◆ Data extracted from a collection
::::

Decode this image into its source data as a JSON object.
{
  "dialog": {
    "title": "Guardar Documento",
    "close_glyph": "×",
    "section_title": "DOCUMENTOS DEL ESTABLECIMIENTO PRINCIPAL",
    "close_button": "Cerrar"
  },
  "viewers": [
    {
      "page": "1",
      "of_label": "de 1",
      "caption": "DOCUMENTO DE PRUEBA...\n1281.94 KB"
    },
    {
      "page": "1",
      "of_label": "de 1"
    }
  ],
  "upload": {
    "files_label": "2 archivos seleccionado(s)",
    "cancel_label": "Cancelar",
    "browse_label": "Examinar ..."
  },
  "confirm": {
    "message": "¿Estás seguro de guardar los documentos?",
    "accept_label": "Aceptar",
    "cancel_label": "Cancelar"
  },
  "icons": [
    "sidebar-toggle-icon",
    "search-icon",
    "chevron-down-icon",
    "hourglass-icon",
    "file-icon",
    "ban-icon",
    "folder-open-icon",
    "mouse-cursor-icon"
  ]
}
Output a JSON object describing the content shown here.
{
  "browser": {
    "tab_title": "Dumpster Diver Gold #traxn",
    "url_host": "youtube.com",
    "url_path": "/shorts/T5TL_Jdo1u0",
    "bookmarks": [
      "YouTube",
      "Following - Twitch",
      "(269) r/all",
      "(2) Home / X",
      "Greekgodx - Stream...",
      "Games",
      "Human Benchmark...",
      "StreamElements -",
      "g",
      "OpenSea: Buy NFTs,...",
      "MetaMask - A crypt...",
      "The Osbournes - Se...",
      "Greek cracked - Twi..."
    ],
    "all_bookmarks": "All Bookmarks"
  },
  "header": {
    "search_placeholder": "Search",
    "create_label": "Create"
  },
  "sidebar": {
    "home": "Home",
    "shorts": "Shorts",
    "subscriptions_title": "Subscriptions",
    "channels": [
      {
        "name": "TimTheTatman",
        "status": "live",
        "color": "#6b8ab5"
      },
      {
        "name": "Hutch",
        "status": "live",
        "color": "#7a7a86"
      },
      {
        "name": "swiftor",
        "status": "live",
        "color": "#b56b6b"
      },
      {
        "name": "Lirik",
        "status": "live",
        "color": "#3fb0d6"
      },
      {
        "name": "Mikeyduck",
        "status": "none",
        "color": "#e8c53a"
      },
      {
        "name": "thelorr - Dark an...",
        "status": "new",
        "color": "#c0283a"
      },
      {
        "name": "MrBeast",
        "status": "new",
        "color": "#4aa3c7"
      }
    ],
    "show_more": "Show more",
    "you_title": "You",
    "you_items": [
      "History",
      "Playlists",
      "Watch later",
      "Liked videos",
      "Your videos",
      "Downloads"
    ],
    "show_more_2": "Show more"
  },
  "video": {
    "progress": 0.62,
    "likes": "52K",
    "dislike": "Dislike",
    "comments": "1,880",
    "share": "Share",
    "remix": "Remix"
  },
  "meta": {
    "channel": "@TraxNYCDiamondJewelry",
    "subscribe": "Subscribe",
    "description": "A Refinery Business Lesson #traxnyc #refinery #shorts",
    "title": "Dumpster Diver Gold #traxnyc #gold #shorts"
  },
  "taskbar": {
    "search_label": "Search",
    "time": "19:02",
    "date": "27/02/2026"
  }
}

::::

◆ Required work
Repeat the data above, word for word.

◆ Solution to the problem
Decode this image into its source data as a JSON object.
{
  "dialog": {
    "title": "Guardar Documento",
    "close_glyph": "×",
    "section_title": "DOCUMENTOS DEL ESTABLECIMIENTO PRINCIPAL",
    "close_button": "Cerrar"
  },
  "viewers": [
    {
      "page": "1",
      "of_label": "de 1",
      "caption": "DOCUMENTO DE PRUEBA...\n1281.94 KB"
    },
    {
      "page": "1",
      "of_label": "de 1"
    }
  ],
  "upload": {
    "files_label": "2 archivos seleccionado(s)",
    "cancel_label": "Cancelar",
    "browse_label": "Examinar ..."
  },
  "confirm": {
    "message": "¿Estás seguro de guardar los documentos?",
    "accept_label": "Aceptar",
    "cancel_label": "Cancelar"
  },
  "icons": [
    "sidebar-toggle-icon",
    "search-icon",
    "chevron-down-icon",
    "hourglass-icon",
    "file-icon",
    "ban-icon",
    "folder-open-icon",
    "mouse-cursor-icon"
  ]
}
Output a JSON object describing the content shown here.
{
  "browser": {
    "tab_title": "Dumpster Diver Gold #traxn",
    "url_host": "youtube.com",
    "url_path": "/shorts/T5TL_Jdo1u0",
    "bookmarks": [
      "YouTube",
      "Following - Twitch",
      "(269) r/all",
      "(2) Home / X",
      "Greekgodx - Stream...",
      "Games",
      "Human Benchmark...",
      "StreamElements -",
      "g",
      "OpenSea: Buy NFTs,...",
      "MetaMask - A crypt...",
      "The Osbournes - Se...",
      "Greek cracked - Twi..."
    ],
    "all_bookmarks": "All Bookmarks"
  },
  "header": {
    "search_placeholder": "Search",
    "create_label": "Create"
  },
  "sidebar": {
    "home": "Home",
    "shorts": "Shorts",
    "subscriptions_title": "Subscriptions",
    "channels": [
      {
        "name": "TimTheTatman",
        "status": "live",
        "color": "#6b8ab5"
      },
      {
        "name": "Hutch",
        "status": "live",
        "color": "#7a7a86"
      },
      {
        "name": "swiftor",
        "status": "live",
        "color": "#b56b6b"
      },
      {
        "name": "Lirik",
        "status": "live",
        "color": "#3fb0d6"
      },
      {
        "name": "Mikeyduck",
        "status": "none",
        "color": "#e8c53a"
      },
      {
        "name": "thelorr - Dark an...",
        "status": "new",
        "color": "#c0283a"
      },
      {
        "name": "MrBeast",
        "status": "new",
        "color": "#4aa3c7"
      }
    ],
    "show_more": "Show more",
    "you_title": "You",
    "you_items": [
      "History",
      "Playlists",
      "Watch later",
      "Liked videos",
      "Your videos",
      "Downloads"
    ],
    "show_more_2": "Show more"
  },
  "video": {
    "progress": 0.62,
    "likes": "52K",
    "dislike": "Dislike",
    "comments": "1,880",
    "share": "Share",
    "remix": "Remix"
  },
  "meta": {
    "channel": "@TraxNYCDiamondJewelry",
    "subscribe": "Subscribe",
    "description": "A Refinery Business Lesson #traxnyc #refinery #shorts",
    "title": "Dumpster Diver Gold #traxnyc #gold #shorts"
  },
  "taskbar": {
    "search_label": "Search",
    "time": "19:02",
    "date": "27/02/2026"
  }
}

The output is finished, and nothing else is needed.